Task description — Copy the records verbatim, from the line containing "Itemize the components" through the line containing "brush-item-merry-christmas[interactable]: Merry Christmas", with both of those lines included.

Dataset extract —

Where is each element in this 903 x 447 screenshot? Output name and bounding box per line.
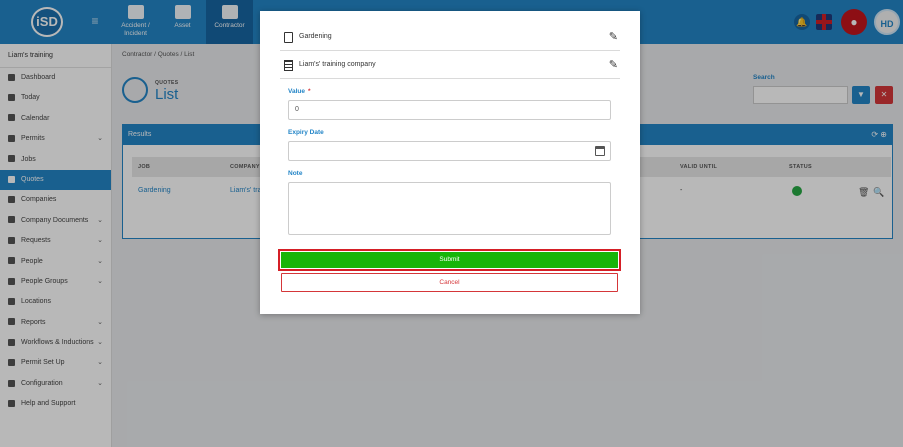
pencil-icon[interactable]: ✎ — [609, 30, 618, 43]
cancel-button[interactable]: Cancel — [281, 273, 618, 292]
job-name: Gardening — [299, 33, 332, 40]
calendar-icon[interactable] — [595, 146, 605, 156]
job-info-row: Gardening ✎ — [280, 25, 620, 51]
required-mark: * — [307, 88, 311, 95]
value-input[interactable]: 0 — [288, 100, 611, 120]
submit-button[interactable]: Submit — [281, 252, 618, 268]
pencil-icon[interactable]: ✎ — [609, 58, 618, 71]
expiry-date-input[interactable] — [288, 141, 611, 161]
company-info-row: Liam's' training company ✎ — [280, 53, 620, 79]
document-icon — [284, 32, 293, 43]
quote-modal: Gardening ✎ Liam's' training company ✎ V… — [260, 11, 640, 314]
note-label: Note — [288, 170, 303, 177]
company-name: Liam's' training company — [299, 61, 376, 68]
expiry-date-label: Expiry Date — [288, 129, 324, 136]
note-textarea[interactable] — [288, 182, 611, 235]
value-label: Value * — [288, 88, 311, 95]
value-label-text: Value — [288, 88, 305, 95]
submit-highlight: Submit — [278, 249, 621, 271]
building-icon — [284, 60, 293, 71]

==

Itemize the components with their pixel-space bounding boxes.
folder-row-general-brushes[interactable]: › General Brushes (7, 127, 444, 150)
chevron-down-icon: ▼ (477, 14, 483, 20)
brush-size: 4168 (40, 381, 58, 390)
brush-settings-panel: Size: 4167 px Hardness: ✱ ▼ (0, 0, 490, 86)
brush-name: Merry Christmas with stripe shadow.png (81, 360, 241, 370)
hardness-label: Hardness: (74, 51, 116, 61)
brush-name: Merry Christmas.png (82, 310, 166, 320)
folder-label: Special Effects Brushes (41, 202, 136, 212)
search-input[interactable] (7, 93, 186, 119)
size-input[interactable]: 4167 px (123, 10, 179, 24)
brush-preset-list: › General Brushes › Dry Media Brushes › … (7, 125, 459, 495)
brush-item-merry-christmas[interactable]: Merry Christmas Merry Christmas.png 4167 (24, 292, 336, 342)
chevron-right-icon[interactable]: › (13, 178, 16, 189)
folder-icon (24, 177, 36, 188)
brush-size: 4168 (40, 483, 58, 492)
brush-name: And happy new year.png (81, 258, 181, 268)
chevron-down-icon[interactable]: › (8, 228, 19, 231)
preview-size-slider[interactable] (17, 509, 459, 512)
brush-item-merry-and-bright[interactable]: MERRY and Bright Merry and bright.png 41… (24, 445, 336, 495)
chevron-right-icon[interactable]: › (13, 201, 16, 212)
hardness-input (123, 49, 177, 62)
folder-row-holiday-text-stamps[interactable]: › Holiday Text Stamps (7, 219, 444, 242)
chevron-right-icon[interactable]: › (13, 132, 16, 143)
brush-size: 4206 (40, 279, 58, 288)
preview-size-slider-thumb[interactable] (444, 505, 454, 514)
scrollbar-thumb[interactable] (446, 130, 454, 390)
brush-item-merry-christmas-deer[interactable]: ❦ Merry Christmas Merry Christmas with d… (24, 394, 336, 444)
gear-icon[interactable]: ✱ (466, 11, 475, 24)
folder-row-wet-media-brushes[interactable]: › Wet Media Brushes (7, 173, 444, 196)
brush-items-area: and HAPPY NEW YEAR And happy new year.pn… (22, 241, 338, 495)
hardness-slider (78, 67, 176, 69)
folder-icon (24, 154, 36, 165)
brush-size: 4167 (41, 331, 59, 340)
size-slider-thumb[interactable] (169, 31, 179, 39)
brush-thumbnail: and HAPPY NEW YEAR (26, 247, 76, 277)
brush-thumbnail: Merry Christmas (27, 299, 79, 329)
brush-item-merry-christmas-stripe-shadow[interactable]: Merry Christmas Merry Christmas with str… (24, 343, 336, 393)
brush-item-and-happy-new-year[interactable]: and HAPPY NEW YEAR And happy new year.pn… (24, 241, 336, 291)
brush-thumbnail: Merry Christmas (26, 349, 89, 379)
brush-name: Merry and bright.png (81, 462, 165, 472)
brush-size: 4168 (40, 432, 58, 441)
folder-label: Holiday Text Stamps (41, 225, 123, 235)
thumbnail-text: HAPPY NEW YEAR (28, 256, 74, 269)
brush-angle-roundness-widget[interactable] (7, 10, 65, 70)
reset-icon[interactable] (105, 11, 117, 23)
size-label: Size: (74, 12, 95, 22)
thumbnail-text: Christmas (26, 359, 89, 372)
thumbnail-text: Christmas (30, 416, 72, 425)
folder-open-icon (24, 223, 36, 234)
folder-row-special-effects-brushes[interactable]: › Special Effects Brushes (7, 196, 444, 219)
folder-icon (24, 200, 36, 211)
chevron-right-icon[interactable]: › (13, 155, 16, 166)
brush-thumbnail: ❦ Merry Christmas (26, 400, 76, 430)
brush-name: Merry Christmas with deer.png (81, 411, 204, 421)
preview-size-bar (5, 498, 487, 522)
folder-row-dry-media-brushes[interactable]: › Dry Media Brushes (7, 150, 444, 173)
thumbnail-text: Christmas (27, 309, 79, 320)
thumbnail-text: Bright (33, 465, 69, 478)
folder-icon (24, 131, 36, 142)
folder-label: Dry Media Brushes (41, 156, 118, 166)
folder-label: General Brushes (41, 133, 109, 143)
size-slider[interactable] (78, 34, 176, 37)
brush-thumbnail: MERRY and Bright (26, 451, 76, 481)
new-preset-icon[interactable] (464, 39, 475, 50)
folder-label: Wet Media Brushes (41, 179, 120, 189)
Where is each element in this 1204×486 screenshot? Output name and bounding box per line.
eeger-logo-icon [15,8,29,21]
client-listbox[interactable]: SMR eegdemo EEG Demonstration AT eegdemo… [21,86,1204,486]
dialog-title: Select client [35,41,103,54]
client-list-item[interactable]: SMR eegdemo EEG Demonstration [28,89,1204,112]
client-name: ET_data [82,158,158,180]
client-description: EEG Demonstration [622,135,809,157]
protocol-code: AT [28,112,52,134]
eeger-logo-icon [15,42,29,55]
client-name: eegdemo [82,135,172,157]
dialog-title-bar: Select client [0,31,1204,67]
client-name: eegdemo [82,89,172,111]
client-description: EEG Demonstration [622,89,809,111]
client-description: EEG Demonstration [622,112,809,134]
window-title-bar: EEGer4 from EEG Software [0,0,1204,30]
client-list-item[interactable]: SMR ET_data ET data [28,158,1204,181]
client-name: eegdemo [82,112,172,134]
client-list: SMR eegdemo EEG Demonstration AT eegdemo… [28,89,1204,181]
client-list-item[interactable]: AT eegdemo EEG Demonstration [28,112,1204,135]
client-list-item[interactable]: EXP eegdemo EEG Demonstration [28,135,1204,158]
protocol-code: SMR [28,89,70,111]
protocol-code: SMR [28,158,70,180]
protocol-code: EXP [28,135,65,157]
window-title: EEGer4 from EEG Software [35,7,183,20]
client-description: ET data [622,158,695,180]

* * *

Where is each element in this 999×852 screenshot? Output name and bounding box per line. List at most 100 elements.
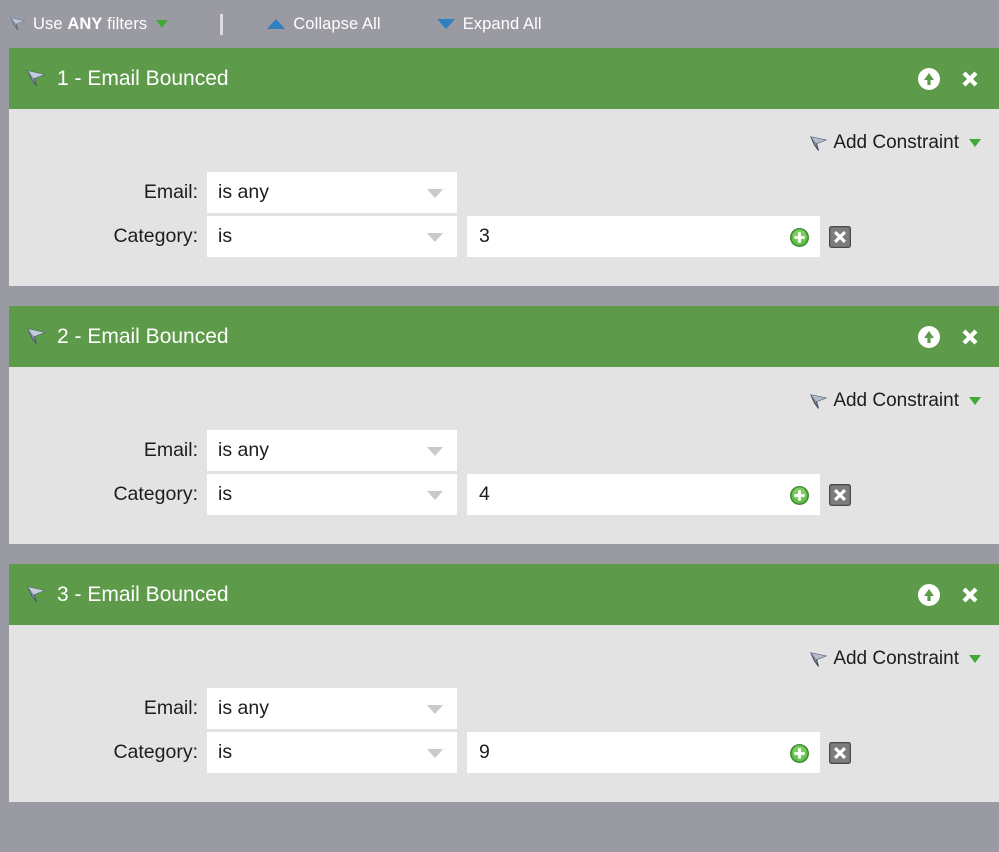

Answer —
Itemize the components with their pixel-space bounding boxes.
folder-row-general-brushes[interactable]: › General Brushes (7, 127, 444, 150)
chevron-down-icon: ▼ (477, 14, 483, 20)
brush-size: 4168 (40, 381, 58, 390)
brush-settings-panel: Size: 4167 px Hardness: ✱ ▼ (0, 0, 490, 86)
brush-name: Merry Christmas with stripe shadow.png (81, 360, 241, 370)
hardness-label: Hardness: (74, 51, 116, 61)
brush-name: Merry Christmas.png (82, 310, 166, 320)
folder-label: Special Effects Brushes (41, 202, 136, 212)
search-input[interactable] (7, 93, 186, 119)
size-input[interactable]: 4167 px (123, 10, 179, 24)
brush-preset-list: › General Brushes › Dry Media Brushes › … (7, 125, 459, 495)
brush-item-merry-christmas[interactable]: Merry Christmas Merry Christmas.png 4167 (24, 292, 336, 342)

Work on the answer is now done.